## Provided passage
Here's hoping that 21 will be the magic number, and there will be real progress on a global agreement to constrain greenhouse gas emissions at COP21 meetings now underway in Paris. 

Removing subsidies to fossil fuels are now well recognized as a central element to getting energy prices right, and the topic is evident in the COP21 agenda and side events.  For people interested in getting up to speed on what subsidies are and recent assessments of their magnitude, I've assembled a list of resources on in this posting.  As a testament to the growing recognition of the important role of subsidy reform, it is notable that many of these analysis have been produced during 2015.

1)  Fossil Fuel Subsidy Events at CoP21 

Thanks to Laura Merrill at the Global Subsidies Initiative (GSI) for pulling together a listing of the many events at the Paris meetings focused on fossil fuel subsidy reform. 

2)  What are subsidies, how are they measured, and why do they matter?

These resources are helpful for people looking to gain a general understanding of how energy subsidies work and why they are a problem.

  • Subsidies to Energy Industries (2015).  This is one of my papers, recently updated for Elsevier and re-released.  It provides an overview of generic subsidies to energy fuel cycles, along with some background information on the different ways that people have measured subsidies over time. 
  • An animated introduction to fossil fuel subsidies done by the GSI in 2014.  It's an entertaining and understandable way to learn about this complicated topic.
  • If you want to dig in to more details, I'd also highly recommend this comprehensive Subsidy Primer written for GSI by Ron Steenblik.  
  • Why do subidy estimates vary across studies?  Fossil Fuel Subsidies: Approaches and Valuation is an (admittedly technical) overview that I wrote with Masami Kojima of the World Bank.  For detail on what the commonly-used price gap approach captures and does not capture, this paper prepared for the GSI may also be helpful.

3)  How big are fossil fuel subsidies globally?

## Records contained in a dataset
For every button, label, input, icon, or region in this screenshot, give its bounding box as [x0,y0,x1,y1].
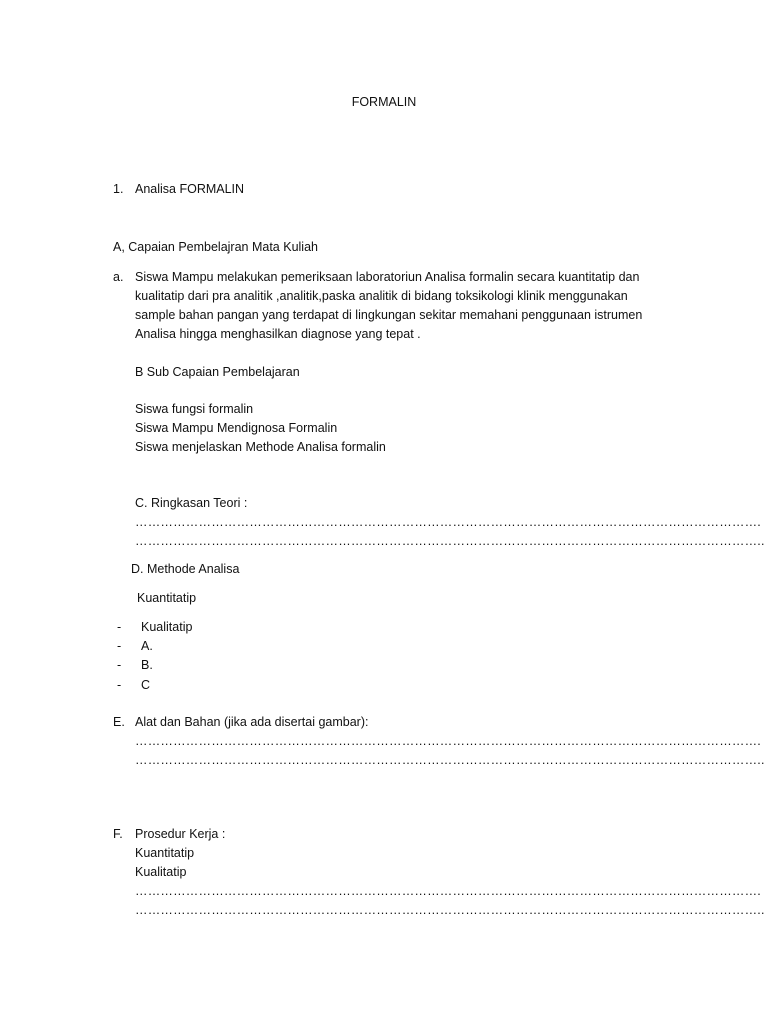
item-a-paragraph [135,268,642,344]
section-e-dotted-line: ………………………………………………………………………………………………………………………………….. [135,753,765,767]
section-1-label: Analisa FORMALIN [135,182,245,196]
section-a-heading: A, Capaian Pembelajran Mata Kuliah [113,240,318,254]
section-f-marker: F. [113,827,123,841]
item-a-marker: a. [113,270,124,284]
section-c-dotted-line: …………………………………………………………………………………………………………………………………. [135,515,761,529]
section-d-quantitative: Kuantitatip [137,591,197,605]
section-d-list-item: B. [141,658,153,672]
section-c-dotted-line: ………………………………………………………………………………………………………………………………….. [135,534,765,548]
section-e-heading: Alat dan Bahan (jika ada disertai gambar): [135,715,369,729]
section-e-marker: E. [113,715,125,729]
section-d-heading: D. Methode Analisa [131,562,240,576]
section-e-dotted-line: …………………………………………………………………………………………………………………………………. [135,734,761,748]
section-b-list [135,400,386,457]
item-a-line: sample bahan pangan yang terdapat di lingkungan sekitar memahani penggunaan istrumen [135,308,643,322]
item-a-line: kualitatip dari pra analitik ,analitik,paska analitik di bidang toksikologi klinik menggunakan [135,289,628,303]
section-f-line: Kuantitatip [135,846,195,860]
section-d-list-item: C [141,678,151,692]
section-b-heading: B Sub Capaian Pembelajaran [135,365,300,379]
section-f-line: Kualitatip [135,865,187,879]
section-d-list-item: Kualitatip [141,620,193,634]
section-1-number: 1. [113,182,124,196]
list-bullet: - [117,678,122,692]
item-a-line: Siswa Mampu melakukan pemeriksaan laboratoriun Analisa formalin secara kuantitatip dan [135,270,640,284]
list-bullet: - [117,639,122,653]
section-b-item: Siswa menjelaskan Methode Analisa formalin [135,440,386,454]
section-b-item: Siswa fungsi formalin [135,402,254,416]
section-f-dotted-line: ………………………………………………………………………………………………………………………………….. [135,903,765,917]
section-f-dotted-line: …………………………………………………………………………………………………………………………………. [135,884,761,898]
section-d-list-item: A. [141,639,153,653]
list-bullet: - [117,658,122,672]
section-f-heading: Prosedur Kerja : [135,827,226,841]
document-title: FORMALIN [351,95,417,109]
list-bullet: - [117,620,122,634]
section-c-heading: C. Ringkasan Teori : [135,496,248,510]
section-b-item: Siswa Mampu Mendignosa Formalin [135,421,338,435]
item-a-line: Analisa hingga menghasilkan diagnose yang tepat . [135,327,421,341]
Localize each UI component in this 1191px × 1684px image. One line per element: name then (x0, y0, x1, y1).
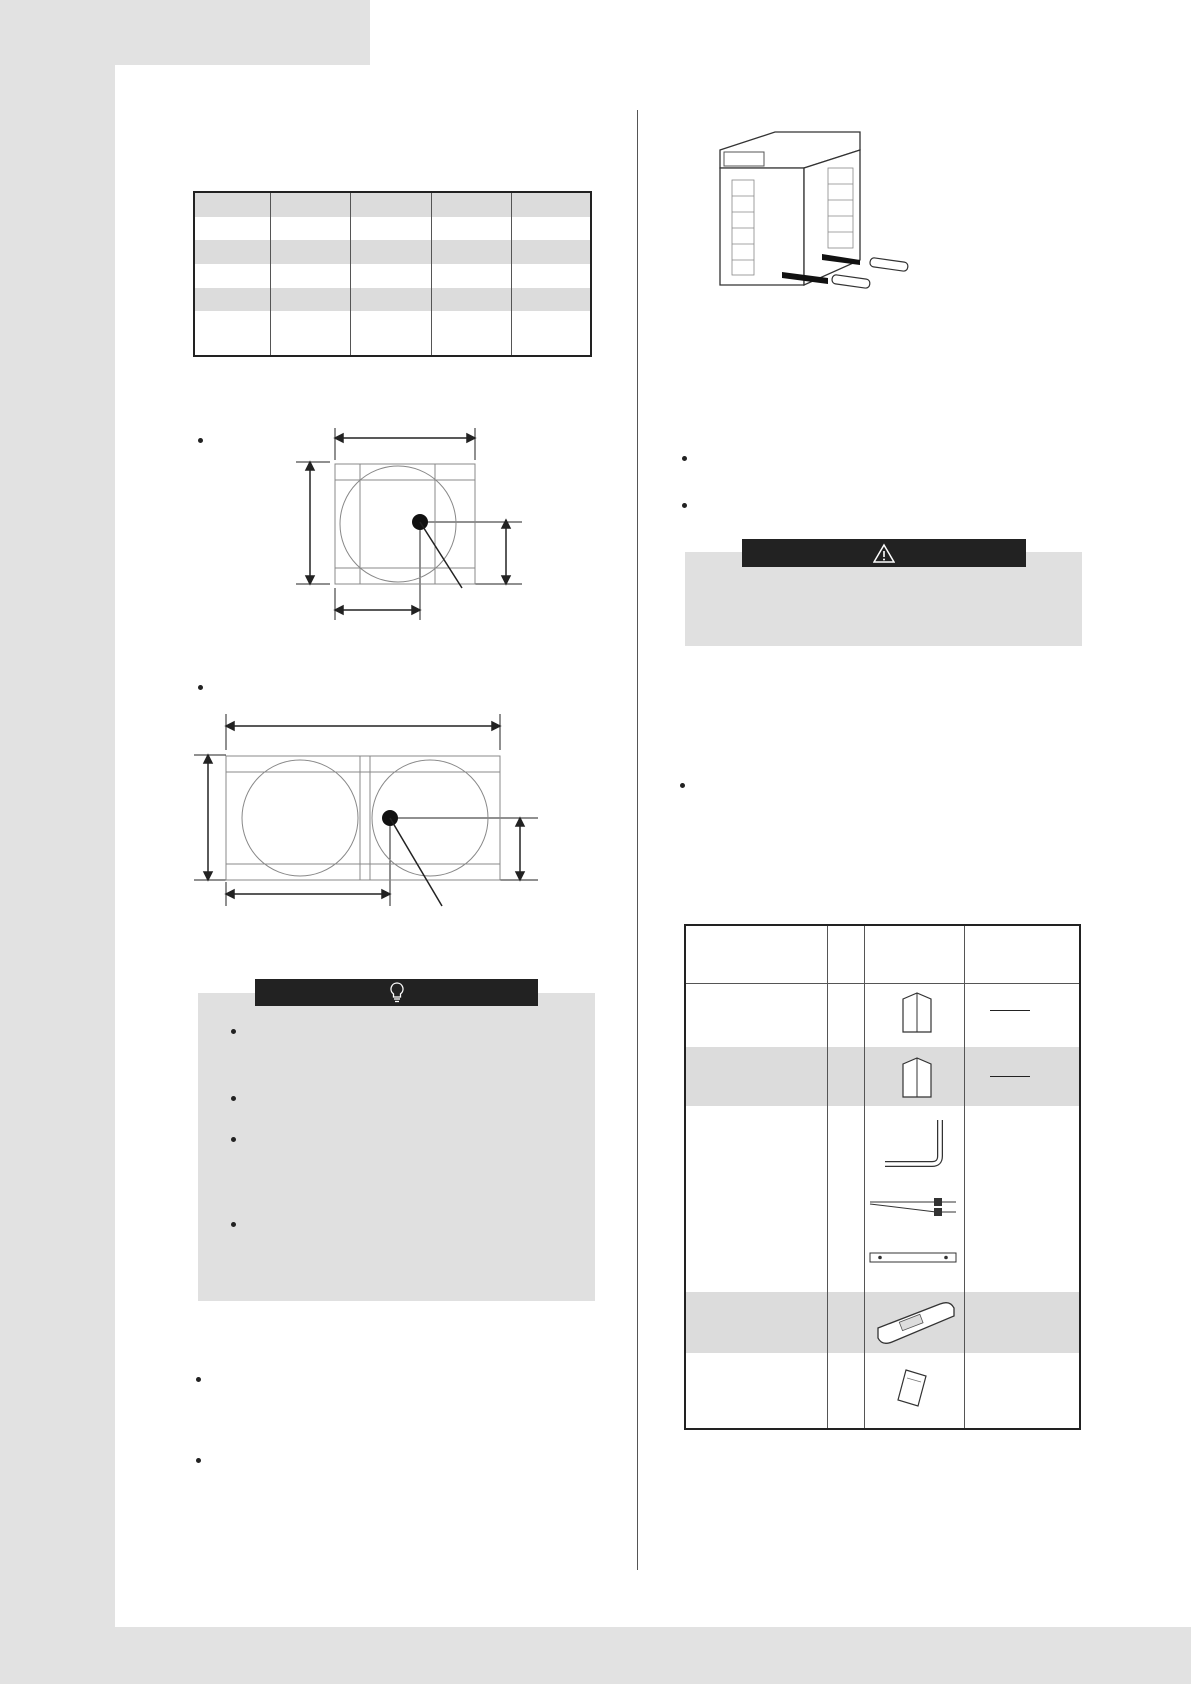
manual-icon (900, 989, 934, 1035)
page-top-strip (370, 0, 1191, 65)
bullet (198, 685, 203, 690)
table-row (195, 312, 590, 336)
accessories-table (684, 924, 1081, 1430)
dimensions-table (193, 191, 592, 357)
bullet (682, 503, 687, 508)
blank-quantity (990, 1010, 1030, 1011)
outdoor-unit-illustration (710, 120, 935, 305)
bullet (682, 456, 687, 461)
note-banner (255, 979, 538, 1006)
remote-controller-icon (870, 1298, 960, 1348)
bullet (196, 1377, 201, 1382)
single-fan-unit-diagram (290, 420, 570, 630)
bullet (680, 783, 685, 788)
bullet (196, 1458, 201, 1463)
bullet (231, 1137, 236, 1142)
cable-connector-icon (866, 1192, 960, 1222)
table-row (195, 193, 590, 217)
warning-banner (742, 539, 1026, 567)
table-row (195, 264, 590, 288)
label-sticker-icon (892, 1366, 932, 1412)
dual-fan-unit-diagram (190, 710, 540, 910)
table-row (195, 288, 590, 312)
bullet (231, 1096, 236, 1101)
warning-triangle-icon (873, 543, 895, 563)
lightbulb-icon (389, 982, 405, 1004)
mounting-plate-icon (866, 1250, 960, 1266)
table-row (195, 217, 590, 241)
pipe-elbow-icon (880, 1116, 945, 1172)
bullet (231, 1029, 236, 1034)
note-box (198, 993, 595, 1301)
table-row (195, 240, 590, 264)
bullet (231, 1222, 236, 1227)
blank-quantity (990, 1076, 1030, 1077)
bullet (198, 438, 203, 443)
manual-icon (900, 1054, 934, 1100)
column-divider (637, 110, 638, 1570)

## Complete the following
1. Decide whether each statement agrees with the post on fossil fuel subsidies, answering yes or no and quoting the words of the post that settle it. (a) Many of the analyses listed in the post were produced during 2015. (b) The animated introduction to fossil fuel subsidies was done by the GSI in 2015. (c) The Subsidy Primer was written for GSI by Masami Kojima.
2. Carry on the post on fossil fuel subsidies from the point where it stops.
The records have no connection to the post on fossil fuel subsidies.

## The results
1.
(a) Yes: "it is notable that many of these analysis have been produced during 2015."
(b) No: "An animated introduction to fossil fuel subsidies done by the GSI in 2014."
(c) No: "this comprehensive Subsidy Primer written for GSI by Ron Steenblik."

2.
  • Fossil Fuel Subsidy Reform: From Rhetoric to Reality (2015).  Working paper by Shelagh Whitley and Laurie van der Burg for the New Climate Economy (itself a very interesting initiative).  Summarizes global data on fossil fuel subsidies, their detrimental impacts on economies, and strategies for reform.  See also their review of fossil fuel subsidy reform in sub-Saharan Africa.
  • OECD Inventory of Support Measures for Fossil Fuels, 2015.  The latest installment of OECD's detailed policy-level review of subsidies to fossil fuels within the OECD and BRIIC countries.  Jehan Sauvage, project manager; Franck Jésus and Ronald Steenblik, project supervisors.  See also my blog post on the analysis.
  • Empty promises: G20 subsidies to oil, gas and coal production (2015).  Detailed review of production subsidies to fossil fuels in the context of carbon lock-in jointly released by Oil Change International and the Overseas Development Institute.  Presents country-specific data that includes distortionary patterns of support through export credit agencies and state-owned enterprises (SOEs).  Although only gross flows through credit and SOEs could be quantified, the analysis demonstrates the importance of these interventions, underscoring the need for much greater visibility on the terms of credit and state support to SOEs going forward.   Elizabeth Bast, Alex Doukas, Sam Pickard, Laurie van der Burg and Shelagh Whitley.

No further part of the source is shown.